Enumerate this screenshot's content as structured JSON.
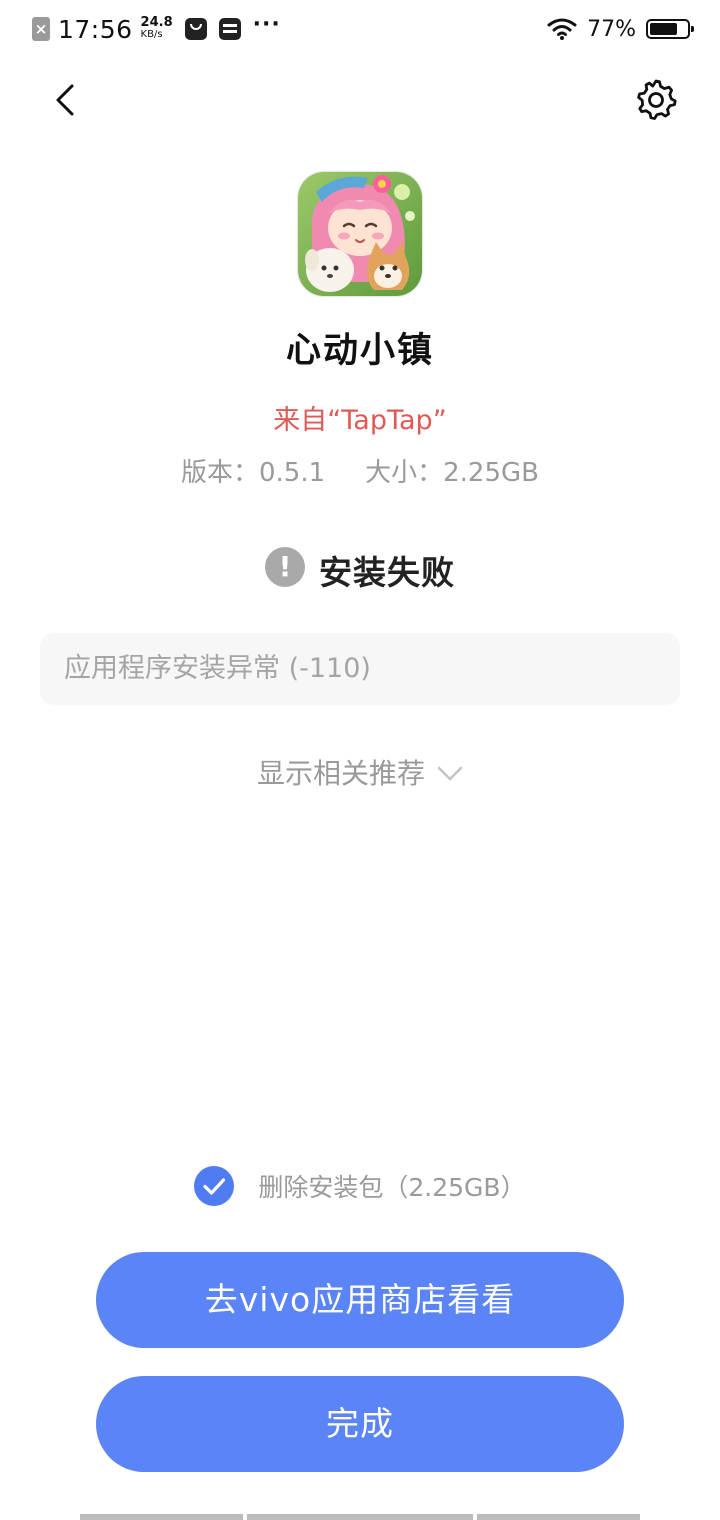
{
  "status_bar": {
    "time": "17:56",
    "net_speed_value": "24.8",
    "net_speed_unit": "KB/s",
    "more": "···",
    "battery_percent": "77%",
    "battery_level": 0.77
  },
  "nav": {
    "back_icon": "chevron-left-icon",
    "settings_icon": "gear-icon"
  },
  "app": {
    "name": "心动小镇",
    "source": "来自“TapTap”",
    "version": "版本：0.5.1",
    "size": "大小：2.25GB"
  },
  "result": {
    "title": "安装失败",
    "error_message": "应用程序安装异常 (-110)",
    "recommend_toggle": "显示相关推荐"
  },
  "options": {
    "delete_package": "删除安装包（2.25GB）",
    "delete_package_checked": true
  },
  "buttons": {
    "store": "去vivo应用商店看看",
    "done": "完成"
  },
  "colors": {
    "accent": "#5b84f6",
    "source_red": "#e05a55",
    "muted_text": "#9a9a9a"
  }
}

> _TASK TO COMPLETE_: Find the word "icon" in the data and copy out each line where it turns up.

> _THE ANSWER_:
    "back_icon": "chevron-left-icon",
    "settings_icon": "gear-icon"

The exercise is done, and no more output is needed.